● **TASK DETAILS**
Copy each line that holds "text".

● **AVAILABLE DATA**
((

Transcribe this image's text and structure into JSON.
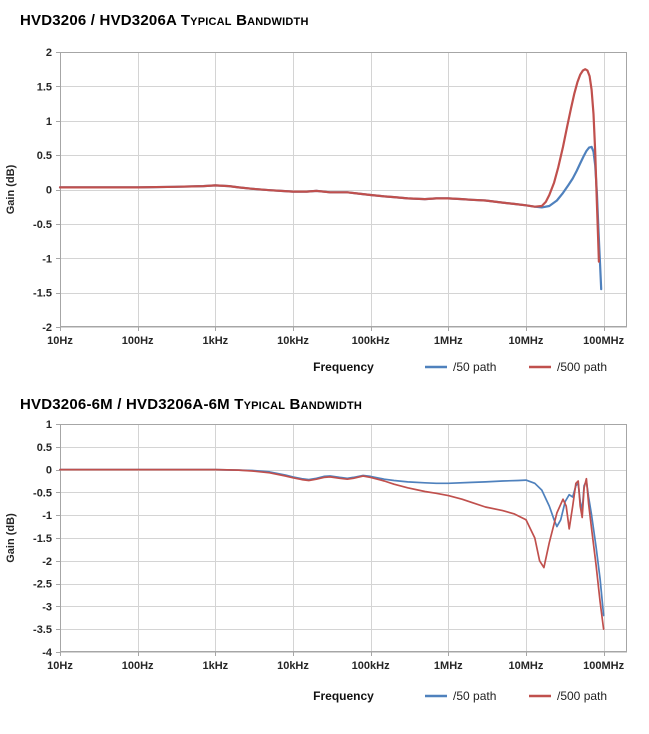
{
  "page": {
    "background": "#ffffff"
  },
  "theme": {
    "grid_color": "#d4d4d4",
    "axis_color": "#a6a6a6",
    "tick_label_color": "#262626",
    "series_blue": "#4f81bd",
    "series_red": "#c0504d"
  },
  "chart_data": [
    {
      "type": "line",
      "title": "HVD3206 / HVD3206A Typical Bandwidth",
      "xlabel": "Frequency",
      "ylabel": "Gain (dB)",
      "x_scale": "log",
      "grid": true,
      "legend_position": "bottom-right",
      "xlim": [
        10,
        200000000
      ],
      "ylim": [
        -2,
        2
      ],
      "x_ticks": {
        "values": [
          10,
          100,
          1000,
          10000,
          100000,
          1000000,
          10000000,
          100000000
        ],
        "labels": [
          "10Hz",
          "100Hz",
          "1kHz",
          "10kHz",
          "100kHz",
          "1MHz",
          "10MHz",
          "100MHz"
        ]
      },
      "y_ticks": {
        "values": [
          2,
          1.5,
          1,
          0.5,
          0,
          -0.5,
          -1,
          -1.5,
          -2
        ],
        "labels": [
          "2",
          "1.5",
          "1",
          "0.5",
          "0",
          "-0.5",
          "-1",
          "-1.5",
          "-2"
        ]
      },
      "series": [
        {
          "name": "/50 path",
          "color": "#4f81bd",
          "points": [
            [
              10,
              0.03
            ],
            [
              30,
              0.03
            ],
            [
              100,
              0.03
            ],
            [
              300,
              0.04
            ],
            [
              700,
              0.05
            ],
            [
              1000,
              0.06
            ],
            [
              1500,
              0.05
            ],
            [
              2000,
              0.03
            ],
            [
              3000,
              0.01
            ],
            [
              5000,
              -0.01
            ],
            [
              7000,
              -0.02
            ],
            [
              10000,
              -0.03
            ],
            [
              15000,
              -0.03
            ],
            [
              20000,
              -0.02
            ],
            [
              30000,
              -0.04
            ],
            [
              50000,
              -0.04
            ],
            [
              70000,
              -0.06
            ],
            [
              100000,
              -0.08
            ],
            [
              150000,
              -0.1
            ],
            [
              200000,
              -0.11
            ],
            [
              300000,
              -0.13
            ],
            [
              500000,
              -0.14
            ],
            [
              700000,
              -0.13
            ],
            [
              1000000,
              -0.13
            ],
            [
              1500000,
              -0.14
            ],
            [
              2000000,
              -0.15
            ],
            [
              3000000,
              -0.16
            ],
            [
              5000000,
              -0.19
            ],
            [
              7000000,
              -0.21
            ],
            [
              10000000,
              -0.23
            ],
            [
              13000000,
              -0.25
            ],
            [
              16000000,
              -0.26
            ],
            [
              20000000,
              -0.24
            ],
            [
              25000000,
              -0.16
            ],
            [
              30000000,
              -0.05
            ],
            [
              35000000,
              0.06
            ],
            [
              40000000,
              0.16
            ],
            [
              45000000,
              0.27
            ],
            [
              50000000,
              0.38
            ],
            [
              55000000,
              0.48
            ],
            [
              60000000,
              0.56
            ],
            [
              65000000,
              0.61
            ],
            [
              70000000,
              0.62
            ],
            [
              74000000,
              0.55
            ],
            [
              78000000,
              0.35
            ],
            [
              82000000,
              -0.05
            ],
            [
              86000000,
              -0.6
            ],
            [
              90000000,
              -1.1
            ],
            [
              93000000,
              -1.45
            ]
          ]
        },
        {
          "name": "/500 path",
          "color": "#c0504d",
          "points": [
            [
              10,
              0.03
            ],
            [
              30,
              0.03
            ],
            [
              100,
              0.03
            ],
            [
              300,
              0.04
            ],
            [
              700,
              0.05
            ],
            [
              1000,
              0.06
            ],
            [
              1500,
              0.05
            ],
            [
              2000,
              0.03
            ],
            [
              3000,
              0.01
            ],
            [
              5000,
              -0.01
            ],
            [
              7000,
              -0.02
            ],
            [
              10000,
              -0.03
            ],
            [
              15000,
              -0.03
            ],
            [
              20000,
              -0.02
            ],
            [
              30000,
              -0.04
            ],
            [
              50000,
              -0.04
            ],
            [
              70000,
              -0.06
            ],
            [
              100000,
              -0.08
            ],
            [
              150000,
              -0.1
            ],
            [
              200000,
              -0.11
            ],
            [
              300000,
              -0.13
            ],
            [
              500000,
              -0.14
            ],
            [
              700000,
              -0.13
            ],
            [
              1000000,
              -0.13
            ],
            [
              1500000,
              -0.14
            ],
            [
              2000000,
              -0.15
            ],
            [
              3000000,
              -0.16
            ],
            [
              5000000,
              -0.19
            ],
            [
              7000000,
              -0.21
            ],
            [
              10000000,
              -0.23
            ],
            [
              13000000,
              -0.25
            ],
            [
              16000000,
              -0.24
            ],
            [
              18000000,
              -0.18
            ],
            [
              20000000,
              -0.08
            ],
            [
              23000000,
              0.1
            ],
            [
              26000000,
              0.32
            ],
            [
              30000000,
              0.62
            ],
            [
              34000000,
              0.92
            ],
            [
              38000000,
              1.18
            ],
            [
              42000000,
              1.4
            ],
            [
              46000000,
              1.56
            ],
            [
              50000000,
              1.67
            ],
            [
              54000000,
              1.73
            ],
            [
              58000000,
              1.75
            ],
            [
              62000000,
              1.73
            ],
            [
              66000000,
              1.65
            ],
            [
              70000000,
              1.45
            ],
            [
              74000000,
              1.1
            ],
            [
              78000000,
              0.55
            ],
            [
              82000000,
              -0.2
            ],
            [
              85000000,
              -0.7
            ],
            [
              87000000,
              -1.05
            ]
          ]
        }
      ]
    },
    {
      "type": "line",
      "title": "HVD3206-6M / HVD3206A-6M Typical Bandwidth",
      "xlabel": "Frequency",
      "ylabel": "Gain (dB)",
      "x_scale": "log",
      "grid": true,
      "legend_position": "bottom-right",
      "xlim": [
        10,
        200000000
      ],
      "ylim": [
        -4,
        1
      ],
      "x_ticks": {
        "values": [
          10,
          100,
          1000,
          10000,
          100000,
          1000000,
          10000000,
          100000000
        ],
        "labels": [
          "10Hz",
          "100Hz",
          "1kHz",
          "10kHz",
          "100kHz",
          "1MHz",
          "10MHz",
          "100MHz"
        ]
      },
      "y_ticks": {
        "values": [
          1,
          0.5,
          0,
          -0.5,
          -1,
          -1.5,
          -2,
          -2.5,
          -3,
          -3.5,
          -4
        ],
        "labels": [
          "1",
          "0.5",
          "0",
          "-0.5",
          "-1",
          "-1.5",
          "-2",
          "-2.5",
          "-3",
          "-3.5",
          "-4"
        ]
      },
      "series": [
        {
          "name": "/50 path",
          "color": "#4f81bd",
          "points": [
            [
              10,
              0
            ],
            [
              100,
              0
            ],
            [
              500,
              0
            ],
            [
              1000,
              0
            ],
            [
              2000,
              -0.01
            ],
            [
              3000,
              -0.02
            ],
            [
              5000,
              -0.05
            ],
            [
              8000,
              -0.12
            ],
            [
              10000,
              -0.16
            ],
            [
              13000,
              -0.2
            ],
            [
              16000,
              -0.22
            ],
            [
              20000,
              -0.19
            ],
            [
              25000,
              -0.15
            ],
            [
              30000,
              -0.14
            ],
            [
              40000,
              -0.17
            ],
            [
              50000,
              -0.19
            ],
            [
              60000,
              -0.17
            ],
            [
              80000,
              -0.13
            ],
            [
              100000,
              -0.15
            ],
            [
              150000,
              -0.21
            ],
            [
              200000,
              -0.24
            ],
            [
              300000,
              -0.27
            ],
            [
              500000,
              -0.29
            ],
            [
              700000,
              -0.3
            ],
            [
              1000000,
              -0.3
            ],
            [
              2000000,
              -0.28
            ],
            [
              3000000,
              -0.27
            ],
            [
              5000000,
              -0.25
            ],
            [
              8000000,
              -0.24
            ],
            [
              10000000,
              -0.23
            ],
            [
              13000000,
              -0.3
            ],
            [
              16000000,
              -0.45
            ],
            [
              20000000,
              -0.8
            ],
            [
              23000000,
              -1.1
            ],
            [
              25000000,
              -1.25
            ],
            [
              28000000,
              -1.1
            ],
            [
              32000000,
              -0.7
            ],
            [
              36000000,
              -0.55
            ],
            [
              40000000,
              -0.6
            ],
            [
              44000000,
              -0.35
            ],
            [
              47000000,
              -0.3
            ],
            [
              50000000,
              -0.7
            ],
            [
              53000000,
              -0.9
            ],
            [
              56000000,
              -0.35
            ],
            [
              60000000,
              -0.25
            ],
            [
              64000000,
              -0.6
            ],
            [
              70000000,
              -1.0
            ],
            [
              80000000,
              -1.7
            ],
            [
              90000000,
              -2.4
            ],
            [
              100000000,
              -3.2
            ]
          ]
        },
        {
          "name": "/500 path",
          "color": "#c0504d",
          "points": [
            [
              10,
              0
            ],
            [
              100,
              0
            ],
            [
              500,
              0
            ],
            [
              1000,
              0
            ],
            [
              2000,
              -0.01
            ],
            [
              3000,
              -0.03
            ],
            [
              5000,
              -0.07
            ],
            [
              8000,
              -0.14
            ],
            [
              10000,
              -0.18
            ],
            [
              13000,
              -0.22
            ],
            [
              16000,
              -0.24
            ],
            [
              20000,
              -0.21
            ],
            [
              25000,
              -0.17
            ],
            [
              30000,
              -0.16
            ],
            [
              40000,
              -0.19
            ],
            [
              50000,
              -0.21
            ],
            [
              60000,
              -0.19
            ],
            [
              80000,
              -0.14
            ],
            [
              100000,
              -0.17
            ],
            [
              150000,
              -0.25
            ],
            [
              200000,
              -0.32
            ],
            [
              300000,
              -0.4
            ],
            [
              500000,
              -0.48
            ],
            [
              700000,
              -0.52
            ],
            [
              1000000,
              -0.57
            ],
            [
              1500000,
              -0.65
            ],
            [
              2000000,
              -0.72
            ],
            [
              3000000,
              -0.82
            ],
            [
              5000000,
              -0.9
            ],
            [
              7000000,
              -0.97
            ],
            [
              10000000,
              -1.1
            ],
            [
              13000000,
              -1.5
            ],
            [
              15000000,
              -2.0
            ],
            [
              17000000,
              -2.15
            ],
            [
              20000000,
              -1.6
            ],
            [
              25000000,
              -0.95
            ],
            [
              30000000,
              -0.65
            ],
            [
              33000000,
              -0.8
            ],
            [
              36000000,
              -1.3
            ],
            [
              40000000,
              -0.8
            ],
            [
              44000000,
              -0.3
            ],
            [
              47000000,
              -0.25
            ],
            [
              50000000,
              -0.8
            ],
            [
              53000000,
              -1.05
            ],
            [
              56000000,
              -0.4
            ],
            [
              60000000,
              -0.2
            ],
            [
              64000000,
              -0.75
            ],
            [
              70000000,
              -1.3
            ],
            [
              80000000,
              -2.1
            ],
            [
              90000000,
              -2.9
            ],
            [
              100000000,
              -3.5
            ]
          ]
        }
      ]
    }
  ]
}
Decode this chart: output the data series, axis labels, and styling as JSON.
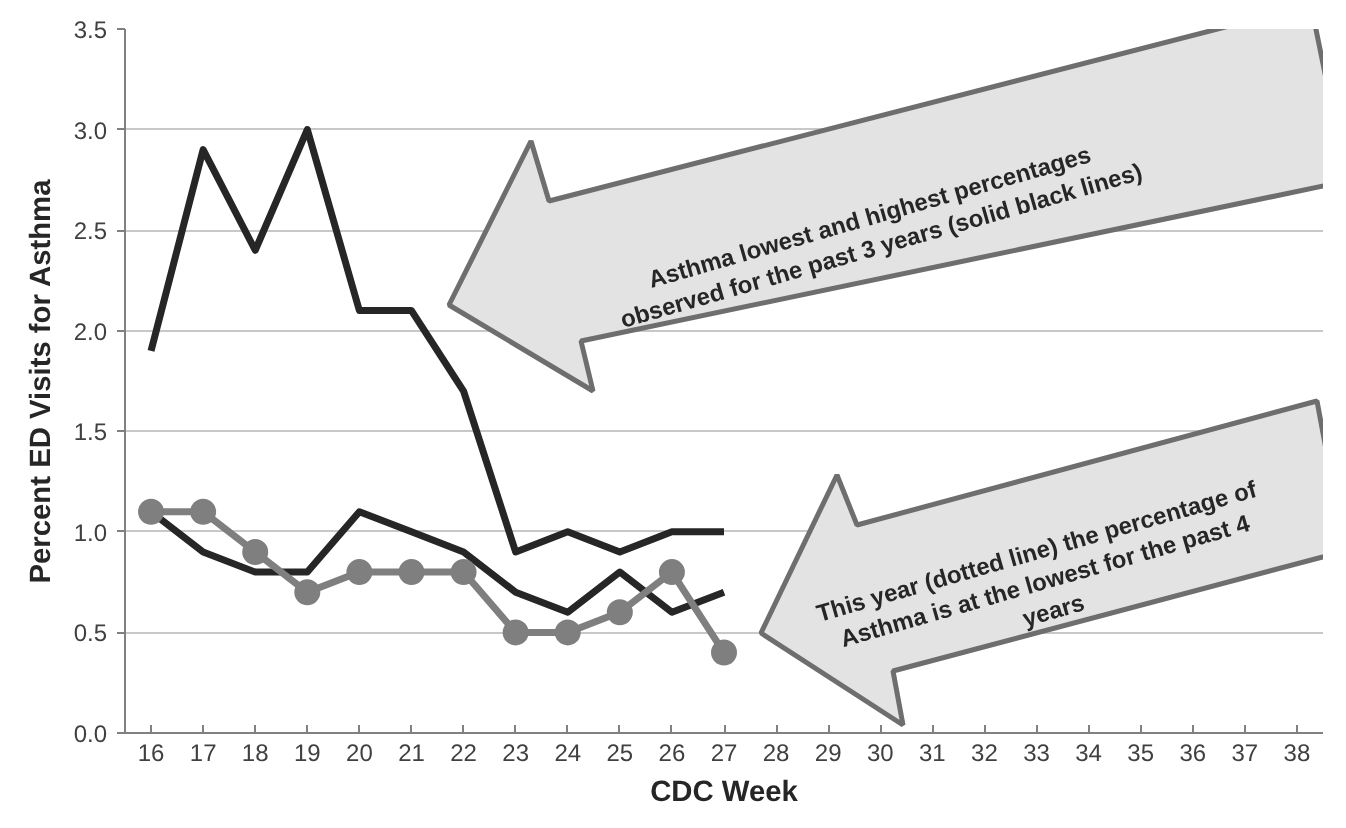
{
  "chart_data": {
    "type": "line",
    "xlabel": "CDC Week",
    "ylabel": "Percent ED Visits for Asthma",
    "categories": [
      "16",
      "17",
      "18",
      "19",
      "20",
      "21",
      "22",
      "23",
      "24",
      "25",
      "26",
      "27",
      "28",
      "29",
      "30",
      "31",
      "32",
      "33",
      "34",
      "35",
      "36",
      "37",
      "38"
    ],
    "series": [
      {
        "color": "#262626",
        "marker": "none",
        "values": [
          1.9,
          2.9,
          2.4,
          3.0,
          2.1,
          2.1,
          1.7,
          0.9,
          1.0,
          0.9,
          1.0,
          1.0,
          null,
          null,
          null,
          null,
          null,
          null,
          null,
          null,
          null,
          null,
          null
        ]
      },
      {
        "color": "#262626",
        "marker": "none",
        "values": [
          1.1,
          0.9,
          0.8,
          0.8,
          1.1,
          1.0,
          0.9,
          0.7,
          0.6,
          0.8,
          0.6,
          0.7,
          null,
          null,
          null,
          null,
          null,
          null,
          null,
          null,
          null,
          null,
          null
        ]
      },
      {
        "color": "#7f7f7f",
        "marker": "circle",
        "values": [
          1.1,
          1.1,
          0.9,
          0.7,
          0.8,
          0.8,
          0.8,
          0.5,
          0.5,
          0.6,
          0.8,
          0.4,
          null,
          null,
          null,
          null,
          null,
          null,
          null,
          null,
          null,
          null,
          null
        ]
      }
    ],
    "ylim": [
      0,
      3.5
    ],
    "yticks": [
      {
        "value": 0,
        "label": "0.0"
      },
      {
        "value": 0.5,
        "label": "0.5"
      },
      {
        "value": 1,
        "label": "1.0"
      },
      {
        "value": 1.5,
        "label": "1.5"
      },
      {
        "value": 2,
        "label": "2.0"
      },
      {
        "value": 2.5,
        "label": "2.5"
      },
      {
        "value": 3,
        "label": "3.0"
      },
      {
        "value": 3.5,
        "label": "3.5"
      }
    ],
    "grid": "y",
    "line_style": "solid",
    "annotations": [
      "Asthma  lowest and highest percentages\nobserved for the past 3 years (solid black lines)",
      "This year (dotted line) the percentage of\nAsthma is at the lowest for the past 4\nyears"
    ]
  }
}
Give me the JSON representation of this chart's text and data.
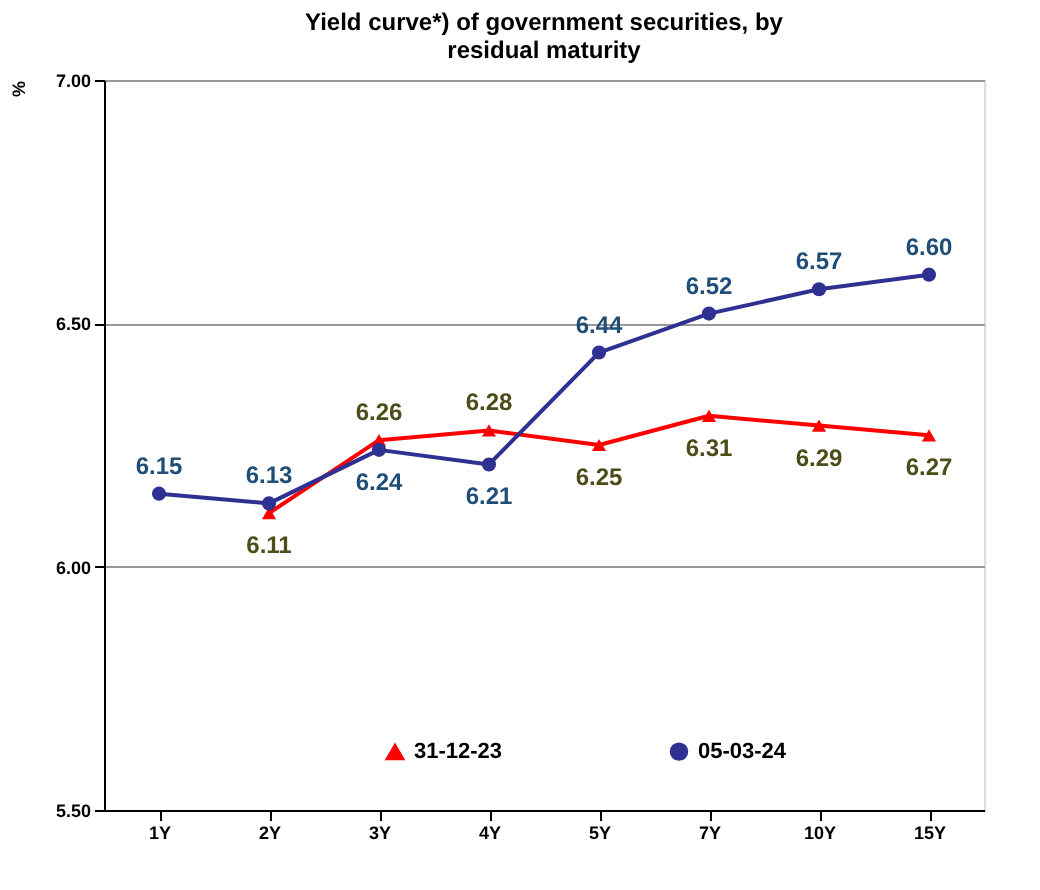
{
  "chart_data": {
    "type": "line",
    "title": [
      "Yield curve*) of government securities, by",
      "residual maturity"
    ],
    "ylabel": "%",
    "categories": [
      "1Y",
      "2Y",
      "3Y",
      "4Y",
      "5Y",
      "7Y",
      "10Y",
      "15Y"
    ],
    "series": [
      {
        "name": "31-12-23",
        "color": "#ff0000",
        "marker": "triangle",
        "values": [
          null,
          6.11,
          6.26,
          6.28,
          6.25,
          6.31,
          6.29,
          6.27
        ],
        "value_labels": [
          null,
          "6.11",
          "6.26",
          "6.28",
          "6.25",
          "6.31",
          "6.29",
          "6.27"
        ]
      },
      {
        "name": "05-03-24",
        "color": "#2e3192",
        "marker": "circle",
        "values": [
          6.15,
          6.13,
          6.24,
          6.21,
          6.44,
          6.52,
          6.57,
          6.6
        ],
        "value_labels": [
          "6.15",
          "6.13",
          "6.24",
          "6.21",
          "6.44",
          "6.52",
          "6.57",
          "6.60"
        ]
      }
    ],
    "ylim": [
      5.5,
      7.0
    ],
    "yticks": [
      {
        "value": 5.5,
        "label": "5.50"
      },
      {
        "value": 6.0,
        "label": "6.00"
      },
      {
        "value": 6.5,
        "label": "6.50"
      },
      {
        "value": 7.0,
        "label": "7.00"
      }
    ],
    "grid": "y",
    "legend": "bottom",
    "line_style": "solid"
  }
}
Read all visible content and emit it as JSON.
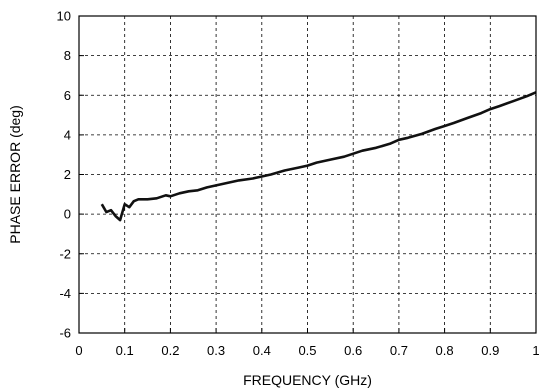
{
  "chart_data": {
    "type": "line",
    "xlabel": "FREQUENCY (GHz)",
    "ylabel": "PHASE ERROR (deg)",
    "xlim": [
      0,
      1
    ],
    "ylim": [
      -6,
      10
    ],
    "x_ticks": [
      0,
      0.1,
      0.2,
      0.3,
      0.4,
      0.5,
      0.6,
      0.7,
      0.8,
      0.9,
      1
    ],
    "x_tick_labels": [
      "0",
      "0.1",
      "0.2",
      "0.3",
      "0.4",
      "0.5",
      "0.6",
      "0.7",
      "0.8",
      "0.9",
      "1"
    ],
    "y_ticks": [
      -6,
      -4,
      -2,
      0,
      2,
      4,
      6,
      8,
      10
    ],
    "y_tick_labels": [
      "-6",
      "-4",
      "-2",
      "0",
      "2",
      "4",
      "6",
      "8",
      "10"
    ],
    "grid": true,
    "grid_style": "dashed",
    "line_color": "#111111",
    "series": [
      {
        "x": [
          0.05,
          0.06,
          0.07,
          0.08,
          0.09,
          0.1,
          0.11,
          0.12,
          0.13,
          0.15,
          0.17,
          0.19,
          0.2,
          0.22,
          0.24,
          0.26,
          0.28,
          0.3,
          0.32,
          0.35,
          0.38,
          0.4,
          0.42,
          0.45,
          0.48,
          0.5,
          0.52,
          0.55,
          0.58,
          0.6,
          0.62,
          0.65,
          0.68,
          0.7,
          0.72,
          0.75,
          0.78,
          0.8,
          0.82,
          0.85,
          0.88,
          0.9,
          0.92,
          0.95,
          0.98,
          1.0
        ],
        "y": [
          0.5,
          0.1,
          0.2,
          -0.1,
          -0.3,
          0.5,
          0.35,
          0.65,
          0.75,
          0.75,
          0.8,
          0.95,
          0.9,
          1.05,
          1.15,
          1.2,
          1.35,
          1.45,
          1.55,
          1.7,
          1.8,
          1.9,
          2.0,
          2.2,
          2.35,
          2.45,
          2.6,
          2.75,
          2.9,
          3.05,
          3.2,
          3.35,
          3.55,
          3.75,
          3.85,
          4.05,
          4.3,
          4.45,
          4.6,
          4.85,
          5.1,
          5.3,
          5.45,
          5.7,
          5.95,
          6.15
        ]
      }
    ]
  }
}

))

● **RIGHT ANSWER**
Transcribe this image's text and structure into JSON.
Give me the JSON representation of this chart's text and data.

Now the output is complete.